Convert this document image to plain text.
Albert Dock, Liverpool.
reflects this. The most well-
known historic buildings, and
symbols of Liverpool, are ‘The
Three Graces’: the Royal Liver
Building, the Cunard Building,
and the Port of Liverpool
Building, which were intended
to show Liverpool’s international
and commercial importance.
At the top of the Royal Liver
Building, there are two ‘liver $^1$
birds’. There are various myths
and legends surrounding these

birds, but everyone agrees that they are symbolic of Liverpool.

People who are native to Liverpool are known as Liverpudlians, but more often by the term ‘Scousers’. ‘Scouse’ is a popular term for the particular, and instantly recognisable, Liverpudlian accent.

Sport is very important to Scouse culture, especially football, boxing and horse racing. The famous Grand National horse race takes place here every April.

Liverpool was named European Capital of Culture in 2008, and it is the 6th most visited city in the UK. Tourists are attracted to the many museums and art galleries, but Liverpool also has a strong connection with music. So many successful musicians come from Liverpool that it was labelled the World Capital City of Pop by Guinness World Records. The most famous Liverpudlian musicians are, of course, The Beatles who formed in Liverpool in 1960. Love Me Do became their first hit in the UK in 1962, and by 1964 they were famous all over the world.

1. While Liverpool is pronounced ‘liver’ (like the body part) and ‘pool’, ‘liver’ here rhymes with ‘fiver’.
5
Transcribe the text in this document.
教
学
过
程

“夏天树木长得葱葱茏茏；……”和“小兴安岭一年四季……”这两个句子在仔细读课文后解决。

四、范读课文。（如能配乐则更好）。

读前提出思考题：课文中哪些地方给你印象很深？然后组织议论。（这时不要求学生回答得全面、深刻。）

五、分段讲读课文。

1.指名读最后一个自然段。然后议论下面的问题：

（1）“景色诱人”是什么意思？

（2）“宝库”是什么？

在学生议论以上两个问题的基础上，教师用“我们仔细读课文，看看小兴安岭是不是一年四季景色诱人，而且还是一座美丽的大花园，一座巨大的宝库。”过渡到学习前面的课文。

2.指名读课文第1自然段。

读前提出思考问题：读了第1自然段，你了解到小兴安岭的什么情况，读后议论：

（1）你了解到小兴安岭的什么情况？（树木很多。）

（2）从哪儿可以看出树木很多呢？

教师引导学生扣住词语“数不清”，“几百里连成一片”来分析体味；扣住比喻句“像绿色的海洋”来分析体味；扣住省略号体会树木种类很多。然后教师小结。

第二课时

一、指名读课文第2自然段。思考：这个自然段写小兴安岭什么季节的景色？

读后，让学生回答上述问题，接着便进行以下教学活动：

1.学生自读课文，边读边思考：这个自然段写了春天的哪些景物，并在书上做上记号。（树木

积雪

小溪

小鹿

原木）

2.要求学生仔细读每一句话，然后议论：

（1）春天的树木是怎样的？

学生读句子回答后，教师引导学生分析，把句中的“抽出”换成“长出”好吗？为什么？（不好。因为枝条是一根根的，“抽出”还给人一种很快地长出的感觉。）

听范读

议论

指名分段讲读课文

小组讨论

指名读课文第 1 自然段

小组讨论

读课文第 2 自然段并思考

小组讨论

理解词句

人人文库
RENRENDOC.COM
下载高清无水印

^^^^

Produce an exact copy of the lines from the one containing "Transcribe the text in this document." through the last line, and of nothing else.

Transcribe the text in this document.
教
学
过
程

“夏天树木长得葱葱茏茏；……”和“小兴安岭一年四季……”这两个句子在仔细读课文后解决。

四、范读课文。（如能配乐则更好）。

读前提出思考题：课文中哪些地方给你印象很深？然后组织议论。（这时不要求学生回答得全面、深刻。）

五、分段讲读课文。

1.指名读最后一个自然段。然后议论下面的问题：

（1）“景色诱人”是什么意思？

（2）“宝库”是什么？

在学生议论以上两个问题的基础上，教师用“我们仔细读课文，看看小兴安岭是不是一年四季景色诱人，而且还是一座美丽的大花园，一座巨大的宝库。”过渡到学习前面的课文。

2.指名读课文第1自然段。

读前提出思考问题：读了第1自然段，你了解到小兴安岭的什么情况，读后议论：

（1）你了解到小兴安岭的什么情况？（树木很多。）

（2）从哪儿可以看出树木很多呢？

教师引导学生扣住词语“数不清”，“几百里连成一片”来分析体味；扣住比喻句“像绿色的海洋”来分析体味；扣住省略号体会树木种类很多。然后教师小结。

第二课时

一、指名读课文第2自然段。思考：这个自然段写小兴安岭什么季节的景色？

读后，让学生回答上述问题，接着便进行以下教学活动：

1.学生自读课文，边读边思考：这个自然段写了春天的哪些景物，并在书上做上记号。（树木

积雪

小溪

小鹿

原木）

2.要求学生仔细读每一句话，然后议论：

（1）春天的树木是怎样的？

学生读句子回答后，教师引导学生分析，把句中的“抽出”换成“长出”好吗？为什么？（不好。因为枝条是一根根的，“抽出”还给人一种很快地长出的感觉。）

听范读

议论

指名分段讲读课文

小组讨论

指名读课文第 1 自然段

小组讨论

读课文第 2 自然段并思考

小组讨论

理解词句

人人文库
RENRENDOC.COM
下载高清无水印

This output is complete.